Directions for this task
Each line below should be retyped exactly, with no pictures.

Items
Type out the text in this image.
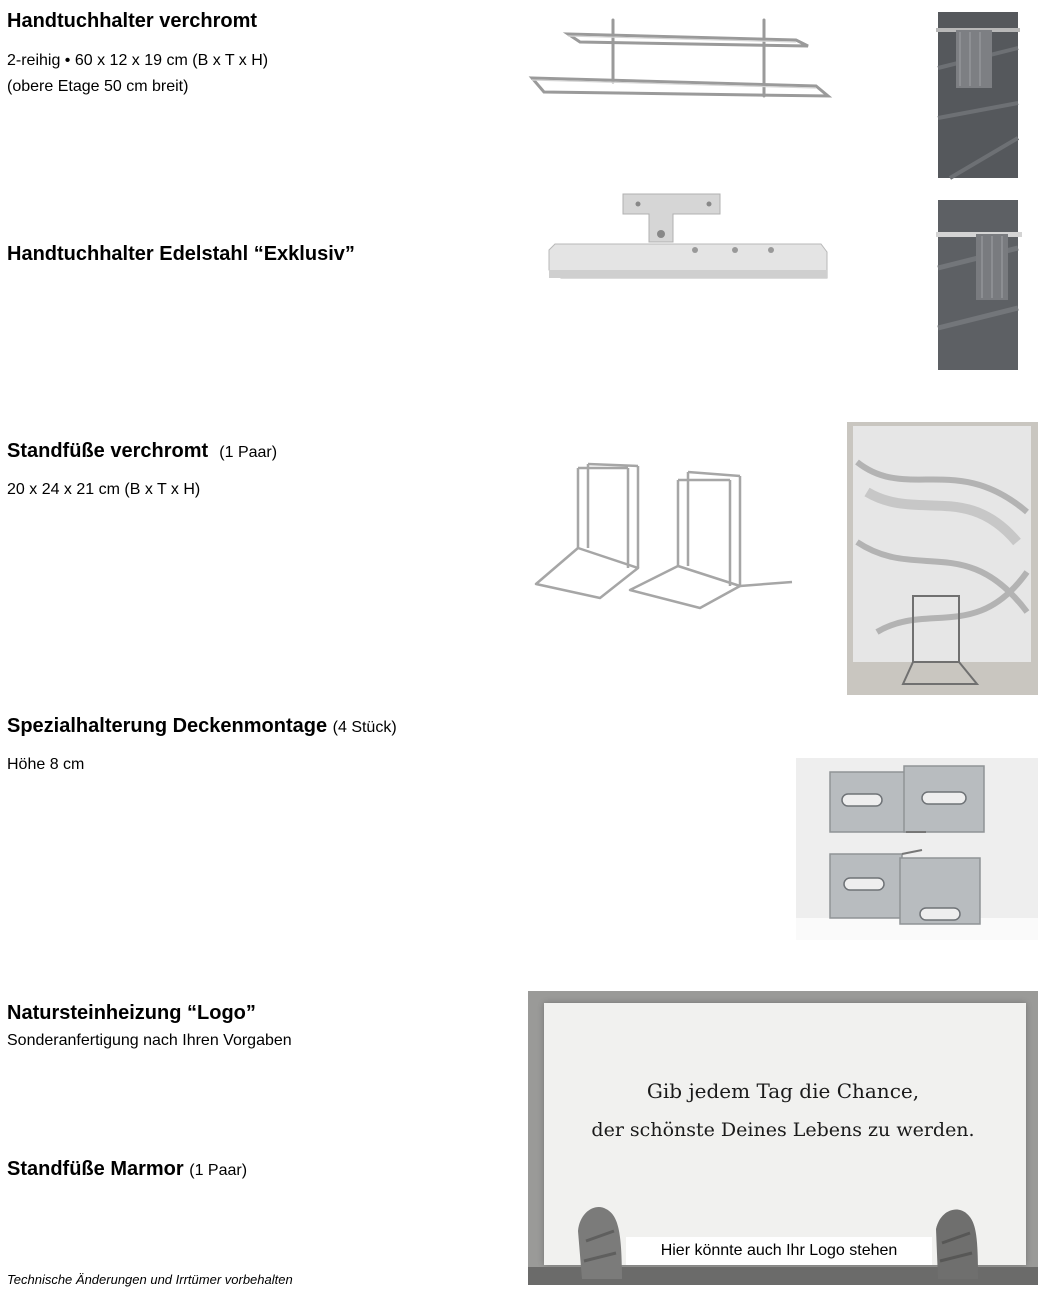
Handtuchhalter verchromt
2-reihig • 60 x 12 x 19 cm (B x T x H)
(obere Etage 50 cm breit)
Handtuchhalter Edelstahl “Exklusiv”
Standfüße verchromt (1 Paar)
20 x 24 x 21 cm (B x T x H)
Spezialhalterung Deckenmontage (4 Stück)
Höhe 8 cm
Natursteinheizung “Logo”
Sonderanfertigung nach Ihren Vorgaben
Standfüße Marmor (1 Paar)
Gib jedem Tag die Chance,
der schönste Deines Lebens zu werden.
Hier könnte auch Ihr Logo stehen
Technische Änderungen und Irrtümer vorbehalten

Finished exercise
Type out the text in this image.
Handtuchhalter verchromt
2-reihig • 60 x 12 x 19 cm (B x T x H)
(obere Etage 50 cm breit)
Handtuchhalter Edelstahl “Exklusiv”
Standfüße verchromt (1 Paar)
20 x 24 x 21 cm (B x T x H)
Spezialhalterung Deckenmontage (4 Stück)
Höhe 8 cm
Natursteinheizung “Logo”
Sonderanfertigung nach Ihren Vorgaben
Standfüße Marmor (1 Paar)
Gib jedem Tag die Chance,
der schönste Deines Lebens zu werden.
Hier könnte auch Ihr Logo stehen
Technische Änderungen und Irrtümer vorbehalten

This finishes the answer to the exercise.